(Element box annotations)

+++

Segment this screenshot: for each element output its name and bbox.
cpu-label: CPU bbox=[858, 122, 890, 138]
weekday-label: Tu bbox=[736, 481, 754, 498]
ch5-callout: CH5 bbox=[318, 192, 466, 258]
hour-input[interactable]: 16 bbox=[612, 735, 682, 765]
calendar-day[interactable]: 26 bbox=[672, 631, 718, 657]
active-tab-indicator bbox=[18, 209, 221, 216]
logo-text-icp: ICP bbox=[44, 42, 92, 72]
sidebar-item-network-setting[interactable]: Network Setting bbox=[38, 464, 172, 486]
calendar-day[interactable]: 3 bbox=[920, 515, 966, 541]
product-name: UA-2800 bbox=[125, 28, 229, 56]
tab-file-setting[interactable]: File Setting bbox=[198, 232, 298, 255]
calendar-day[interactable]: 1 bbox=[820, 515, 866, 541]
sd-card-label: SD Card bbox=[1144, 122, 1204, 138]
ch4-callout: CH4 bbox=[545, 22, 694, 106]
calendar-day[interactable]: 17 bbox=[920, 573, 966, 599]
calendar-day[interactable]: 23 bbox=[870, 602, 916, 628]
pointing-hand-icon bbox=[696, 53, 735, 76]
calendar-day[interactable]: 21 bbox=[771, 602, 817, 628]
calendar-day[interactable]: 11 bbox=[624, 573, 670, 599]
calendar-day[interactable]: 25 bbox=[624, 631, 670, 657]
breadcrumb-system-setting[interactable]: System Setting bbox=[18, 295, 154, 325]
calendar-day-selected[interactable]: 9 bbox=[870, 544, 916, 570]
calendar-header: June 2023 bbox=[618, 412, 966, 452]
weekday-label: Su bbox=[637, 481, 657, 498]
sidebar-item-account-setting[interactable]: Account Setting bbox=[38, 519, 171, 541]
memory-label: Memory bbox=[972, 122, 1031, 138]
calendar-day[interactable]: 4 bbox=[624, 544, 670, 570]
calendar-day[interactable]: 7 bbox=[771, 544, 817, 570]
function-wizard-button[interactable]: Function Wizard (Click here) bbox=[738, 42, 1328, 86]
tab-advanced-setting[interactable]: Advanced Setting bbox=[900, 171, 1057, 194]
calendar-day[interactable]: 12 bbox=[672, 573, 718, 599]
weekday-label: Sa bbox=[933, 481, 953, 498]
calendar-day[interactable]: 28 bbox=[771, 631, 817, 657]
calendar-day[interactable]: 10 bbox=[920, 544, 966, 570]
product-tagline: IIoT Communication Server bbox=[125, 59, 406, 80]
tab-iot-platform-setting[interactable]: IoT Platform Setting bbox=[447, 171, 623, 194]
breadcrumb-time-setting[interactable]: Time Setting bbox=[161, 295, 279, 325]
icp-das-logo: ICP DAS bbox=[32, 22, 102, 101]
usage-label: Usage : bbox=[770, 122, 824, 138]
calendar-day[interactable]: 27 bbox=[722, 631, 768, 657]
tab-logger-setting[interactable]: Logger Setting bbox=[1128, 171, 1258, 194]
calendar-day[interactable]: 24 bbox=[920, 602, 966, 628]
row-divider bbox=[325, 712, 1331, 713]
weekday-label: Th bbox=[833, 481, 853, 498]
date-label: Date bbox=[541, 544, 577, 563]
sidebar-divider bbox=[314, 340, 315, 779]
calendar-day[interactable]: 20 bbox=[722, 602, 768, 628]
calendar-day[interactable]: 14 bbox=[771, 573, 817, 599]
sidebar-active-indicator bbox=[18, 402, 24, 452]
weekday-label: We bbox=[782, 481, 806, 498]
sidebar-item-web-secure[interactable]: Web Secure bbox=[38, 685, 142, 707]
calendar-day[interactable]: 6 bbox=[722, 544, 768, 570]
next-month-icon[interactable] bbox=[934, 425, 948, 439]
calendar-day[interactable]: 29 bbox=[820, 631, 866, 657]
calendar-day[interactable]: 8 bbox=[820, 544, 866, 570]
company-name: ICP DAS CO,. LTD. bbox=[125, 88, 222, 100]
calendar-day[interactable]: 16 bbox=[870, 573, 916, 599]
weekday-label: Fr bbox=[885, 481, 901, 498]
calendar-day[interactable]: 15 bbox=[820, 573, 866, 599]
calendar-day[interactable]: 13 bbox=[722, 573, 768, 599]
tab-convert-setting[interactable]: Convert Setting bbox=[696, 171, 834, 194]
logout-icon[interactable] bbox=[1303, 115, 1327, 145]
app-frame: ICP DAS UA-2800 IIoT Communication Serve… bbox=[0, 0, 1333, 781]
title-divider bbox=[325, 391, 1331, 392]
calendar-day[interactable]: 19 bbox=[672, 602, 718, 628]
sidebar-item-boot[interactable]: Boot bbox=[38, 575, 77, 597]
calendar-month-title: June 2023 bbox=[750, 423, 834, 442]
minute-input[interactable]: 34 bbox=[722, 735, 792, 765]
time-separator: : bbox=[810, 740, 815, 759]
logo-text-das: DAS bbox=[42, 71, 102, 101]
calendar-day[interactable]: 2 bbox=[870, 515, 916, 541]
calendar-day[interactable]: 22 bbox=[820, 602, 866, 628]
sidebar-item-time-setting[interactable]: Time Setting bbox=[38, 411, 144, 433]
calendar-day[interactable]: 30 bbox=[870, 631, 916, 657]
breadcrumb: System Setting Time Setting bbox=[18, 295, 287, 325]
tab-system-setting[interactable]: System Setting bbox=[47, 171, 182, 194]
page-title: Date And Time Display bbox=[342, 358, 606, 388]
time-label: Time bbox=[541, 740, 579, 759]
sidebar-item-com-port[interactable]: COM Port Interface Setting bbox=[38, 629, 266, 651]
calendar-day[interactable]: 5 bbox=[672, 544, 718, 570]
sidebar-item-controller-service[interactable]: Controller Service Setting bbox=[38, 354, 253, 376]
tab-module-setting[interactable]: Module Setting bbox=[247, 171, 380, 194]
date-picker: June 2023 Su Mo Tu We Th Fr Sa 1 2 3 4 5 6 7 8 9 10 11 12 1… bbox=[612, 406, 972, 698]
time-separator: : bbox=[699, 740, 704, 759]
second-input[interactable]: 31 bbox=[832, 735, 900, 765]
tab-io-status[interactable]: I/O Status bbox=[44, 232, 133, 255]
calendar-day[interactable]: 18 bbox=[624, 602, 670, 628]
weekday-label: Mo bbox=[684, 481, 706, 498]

+++

THE TASK:
Copy out every one of the lines above, character for character, with nothing changed.

WORKED ANSWER:
Segment this screenshot: for each element output its name and bbox.
cpu-label: CPU bbox=[858, 122, 890, 138]
weekday-label: Tu bbox=[736, 481, 754, 498]
ch5-callout: CH5 bbox=[318, 192, 466, 258]
hour-input[interactable]: 16 bbox=[612, 735, 682, 765]
calendar-day[interactable]: 26 bbox=[672, 631, 718, 657]
active-tab-indicator bbox=[18, 209, 221, 216]
logo-text-icp: ICP bbox=[44, 42, 92, 72]
sidebar-item-network-setting[interactable]: Network Setting bbox=[38, 464, 172, 486]
calendar-day[interactable]: 3 bbox=[920, 515, 966, 541]
product-name: UA-2800 bbox=[125, 28, 229, 56]
tab-file-setting[interactable]: File Setting bbox=[198, 232, 298, 255]
calendar-day[interactable]: 1 bbox=[820, 515, 866, 541]
sd-card-label: SD Card bbox=[1144, 122, 1204, 138]
ch4-callout: CH4 bbox=[545, 22, 694, 106]
calendar-day[interactable]: 17 bbox=[920, 573, 966, 599]
calendar-day[interactable]: 23 bbox=[870, 602, 916, 628]
pointing-hand-icon bbox=[696, 53, 735, 76]
calendar-day[interactable]: 21 bbox=[771, 602, 817, 628]
calendar-day[interactable]: 11 bbox=[624, 573, 670, 599]
calendar-day[interactable]: 25 bbox=[624, 631, 670, 657]
breadcrumb-system-setting[interactable]: System Setting bbox=[18, 295, 154, 325]
calendar-day-selected[interactable]: 9 bbox=[870, 544, 916, 570]
calendar-header: June 2023 bbox=[618, 412, 966, 452]
weekday-label: Su bbox=[637, 481, 657, 498]
sidebar-item-account-setting[interactable]: Account Setting bbox=[38, 519, 171, 541]
memory-label: Memory bbox=[972, 122, 1031, 138]
calendar-day[interactable]: 4 bbox=[624, 544, 670, 570]
calendar-day[interactable]: 7 bbox=[771, 544, 817, 570]
function-wizard-button[interactable]: Function Wizard (Click here) bbox=[738, 42, 1328, 86]
tab-advanced-setting[interactable]: Advanced Setting bbox=[900, 171, 1057, 194]
calendar-day[interactable]: 12 bbox=[672, 573, 718, 599]
weekday-label: Sa bbox=[933, 481, 953, 498]
calendar-day[interactable]: 28 bbox=[771, 631, 817, 657]
calendar-day[interactable]: 10 bbox=[920, 544, 966, 570]
product-tagline: IIoT Communication Server bbox=[125, 59, 406, 80]
tab-iot-platform-setting[interactable]: IoT Platform Setting bbox=[447, 171, 623, 194]
breadcrumb-time-setting[interactable]: Time Setting bbox=[161, 295, 279, 325]
icp-das-logo: ICP DAS bbox=[32, 22, 102, 101]
usage-label: Usage : bbox=[770, 122, 824, 138]
calendar-day[interactable]: 27 bbox=[722, 631, 768, 657]
tab-logger-setting[interactable]: Logger Setting bbox=[1128, 171, 1258, 194]
calendar-day[interactable]: 24 bbox=[920, 602, 966, 628]
row-divider bbox=[325, 712, 1331, 713]
weekday-label: Th bbox=[833, 481, 853, 498]
date-label: Date bbox=[541, 544, 577, 563]
sidebar-divider bbox=[314, 340, 315, 779]
calendar-day[interactable]: 20 bbox=[722, 602, 768, 628]
calendar-day[interactable]: 14 bbox=[771, 573, 817, 599]
sidebar-active-indicator bbox=[18, 402, 24, 452]
weekday-label: We bbox=[782, 481, 806, 498]
sidebar-item-web-secure[interactable]: Web Secure bbox=[38, 685, 142, 707]
calendar-day[interactable]: 6 bbox=[722, 544, 768, 570]
next-month-icon[interactable] bbox=[934, 425, 948, 439]
calendar-day[interactable]: 29 bbox=[820, 631, 866, 657]
calendar-day[interactable]: 8 bbox=[820, 544, 866, 570]
company-name: ICP DAS CO,. LTD. bbox=[125, 88, 222, 100]
calendar-day[interactable]: 16 bbox=[870, 573, 916, 599]
weekday-label: Fr bbox=[885, 481, 901, 498]
calendar-day[interactable]: 15 bbox=[820, 573, 866, 599]
calendar-day[interactable]: 13 bbox=[722, 573, 768, 599]
tab-convert-setting[interactable]: Convert Setting bbox=[696, 171, 834, 194]
logout-icon[interactable] bbox=[1303, 115, 1327, 145]
app-frame: ICP DAS UA-2800 IIoT Communication Serve… bbox=[0, 0, 1333, 781]
title-divider bbox=[325, 391, 1331, 392]
calendar-day[interactable]: 19 bbox=[672, 602, 718, 628]
sidebar-item-boot[interactable]: Boot bbox=[38, 575, 77, 597]
calendar-month-title: June 2023 bbox=[750, 423, 834, 442]
minute-input[interactable]: 34 bbox=[722, 735, 792, 765]
time-separator: : bbox=[810, 740, 815, 759]
logo-text-das: DAS bbox=[42, 71, 102, 101]
calendar-day[interactable]: 2 bbox=[870, 515, 916, 541]
calendar-day[interactable]: 22 bbox=[820, 602, 866, 628]
sidebar-item-time-setting[interactable]: Time Setting bbox=[38, 411, 144, 433]
calendar-day[interactable]: 30 bbox=[870, 631, 916, 657]
breadcrumb: System Setting Time Setting bbox=[18, 295, 287, 325]
tab-system-setting[interactable]: System Setting bbox=[47, 171, 182, 194]
page-title: Date And Time Display bbox=[342, 358, 606, 388]
time-label: Time bbox=[541, 740, 579, 759]
sidebar-item-com-port[interactable]: COM Port Interface Setting bbox=[38, 629, 266, 651]
calendar-day[interactable]: 5 bbox=[672, 544, 718, 570]
sidebar-item-controller-service[interactable]: Controller Service Setting bbox=[38, 354, 253, 376]
tab-module-setting[interactable]: Module Setting bbox=[247, 171, 380, 194]
date-picker: June 2023 Su Mo Tu We Th Fr Sa 1 2 3 4 5 6 7 8 9 10 11 12 1… bbox=[612, 406, 972, 698]
time-separator: : bbox=[699, 740, 704, 759]
second-input[interactable]: 31 bbox=[832, 735, 900, 765]
tab-io-status[interactable]: I/O Status bbox=[44, 232, 133, 255]
calendar-day[interactable]: 18 bbox=[624, 602, 670, 628]
weekday-label: Mo bbox=[684, 481, 706, 498]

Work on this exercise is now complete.